Your instructions:
Return, word for word, every line that follows.

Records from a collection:
───

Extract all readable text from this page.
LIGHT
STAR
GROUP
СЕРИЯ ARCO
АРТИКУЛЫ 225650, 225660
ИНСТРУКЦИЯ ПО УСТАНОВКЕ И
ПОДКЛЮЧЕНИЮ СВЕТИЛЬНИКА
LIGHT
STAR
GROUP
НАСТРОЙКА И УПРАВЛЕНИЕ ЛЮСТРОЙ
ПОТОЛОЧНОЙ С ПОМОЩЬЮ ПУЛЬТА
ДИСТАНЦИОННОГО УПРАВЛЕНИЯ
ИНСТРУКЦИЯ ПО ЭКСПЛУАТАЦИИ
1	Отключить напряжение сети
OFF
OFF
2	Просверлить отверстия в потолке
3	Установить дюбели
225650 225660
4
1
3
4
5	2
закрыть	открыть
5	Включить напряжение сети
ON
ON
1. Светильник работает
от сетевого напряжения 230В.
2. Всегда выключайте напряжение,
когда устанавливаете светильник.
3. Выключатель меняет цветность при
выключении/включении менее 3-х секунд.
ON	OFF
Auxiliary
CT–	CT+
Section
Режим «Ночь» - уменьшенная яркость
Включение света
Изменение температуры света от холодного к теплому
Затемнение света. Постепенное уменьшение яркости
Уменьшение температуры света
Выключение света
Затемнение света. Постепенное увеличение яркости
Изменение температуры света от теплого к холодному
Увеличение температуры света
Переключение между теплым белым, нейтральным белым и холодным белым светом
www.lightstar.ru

───

Full response:
Extract all readable text from this page.
LIGHT
STAR
GROUP
СЕРИЯ ARCO
АРТИКУЛЫ 225650, 225660
ИНСТРУКЦИЯ ПО УСТАНОВКЕ И
ПОДКЛЮЧЕНИЮ СВЕТИЛЬНИКА
LIGHT
STAR
GROUP
НАСТРОЙКА И УПРАВЛЕНИЕ ЛЮСТРОЙ
ПОТОЛОЧНОЙ С ПОМОЩЬЮ ПУЛЬТА
ДИСТАНЦИОННОГО УПРАВЛЕНИЯ
ИНСТРУКЦИЯ ПО ЭКСПЛУАТАЦИИ
1	Отключить напряжение сети
OFF
OFF
2	Просверлить отверстия в потолке
3	Установить дюбели
225650 225660
4
1
3
4
5	2
закрыть	открыть
5	Включить напряжение сети
ON
ON
1. Светильник работает
от сетевого напряжения 230В.
2. Всегда выключайте напряжение,
когда устанавливаете светильник.
3. Выключатель меняет цветность при
выключении/включении менее 3-х секунд.
ON	OFF
Auxiliary
CT–	CT+
Section
Режим «Ночь» - уменьшенная яркость
Включение света
Изменение температуры света от холодного к теплому
Затемнение света. Постепенное уменьшение яркости
Уменьшение температуры света
Выключение света
Затемнение света. Постепенное увеличение яркости
Изменение температуры света от теплого к холодному
Увеличение температуры света
Переключение между теплым белым, нейтральным белым и холодным белым светом
www.lightstar.ru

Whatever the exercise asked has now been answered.